## Problem
Give back a single number, the count of lines containing the word "susceptibles".

Saved entries
• • • •

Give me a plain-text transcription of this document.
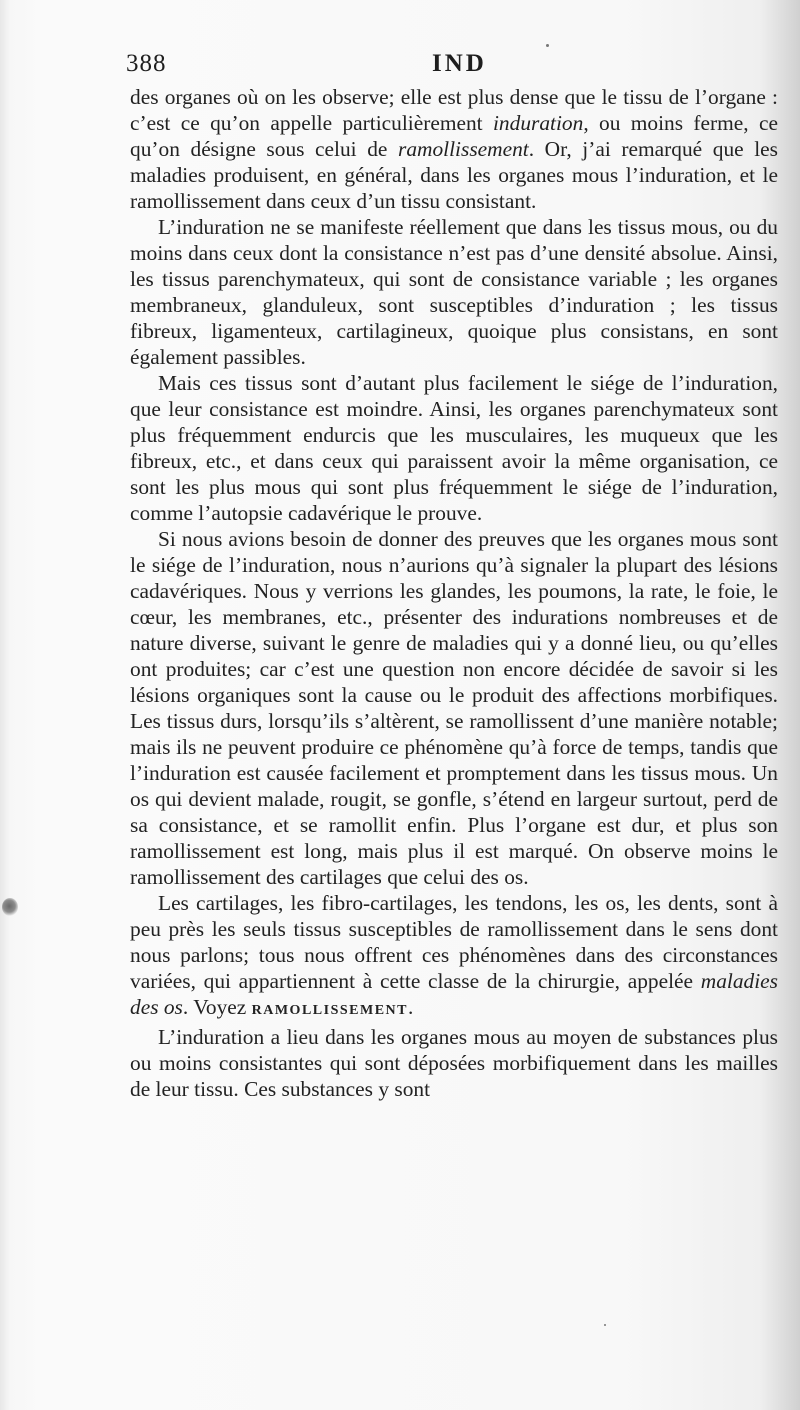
388	IND

des organes où on les observe; elle est plus dense que le tissu de l’organe : c’est ce qu’on appelle particulièrement induration, ou moins ferme, ce qu’on désigne sous celui de ramollissement. Or, j’ai remarqué que les maladies produisent, en général, dans les organes mous l’induration, et le ramollissement dans ceux d’un tissu consistant.

L’induration ne se manifeste réellement que dans les tissus mous, ou du moins dans ceux dont la consistance n’est pas d’une densité absolue. Ainsi, les tissus parenchymateux, qui sont de consistance variable ; les organes membraneux, glanduleux, sont susceptibles d’induration ; les tissus fibreux, ligamenteux, cartilagineux, quoique plus consistans, en sont également passibles.

Mais ces tissus sont d’autant plus facilement le siége de l’induration, que leur consistance est moindre. Ainsi, les organes parenchymateux sont plus fréquemment endurcis que les musculaires, les muqueux que les fibreux, etc., et dans ceux qui paraissent avoir la même organisation, ce sont les plus mous qui sont plus fréquemment le siége de l’induration, comme l’autopsie cadavérique le prouve.

Si nous avions besoin de donner des preuves que les organes mous sont le siége de l’induration, nous n’aurions qu’à signaler la plupart des lésions cadavériques. Nous y verrions les glandes, les poumons, la rate, le foie, le cœur, les membranes, etc., présenter des indurations nombreuses et de nature diverse, suivant le genre de maladies qui y a donné lieu, ou qu’elles ont produites; car c’est une question non encore décidée de savoir si les lésions organiques sont la cause ou le produit des affections morbifiques. Les tissus durs, lorsqu’ils s’altèrent, se ramollissent d’une manière notable; mais ils ne peuvent produire ce phénomène qu’à force de temps, tandis que l’induration est causée facilement et promptement dans les tissus mous. Un os qui devient malade, rougit, se gonfle, s’étend en largeur surtout, perd de sa consistance, et se ramollit enfin. Plus l’organe est dur, et plus son ramollissement est long, mais plus il est marqué. On observe moins le ramollissement des cartilages que celui des os.

Les cartilages, les fibro-cartilages, les tendons, les os, les dents, sont à peu près les seuls tissus susceptibles de ramollissement dans le sens dont nous parlons; tous nous offrent ces phénomènes dans des circonstances variées, qui appartiennent à cette classe de la chirurgie, appelée maladies des os. Voyez RAMOLLISSEMENT.

L’induration a lieu dans les organes mous au moyen de substances plus ou moins consistantes qui sont déposées morbifiquement dans les mailles de leur tissu. Ces substances y sont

• • • •

## Result
2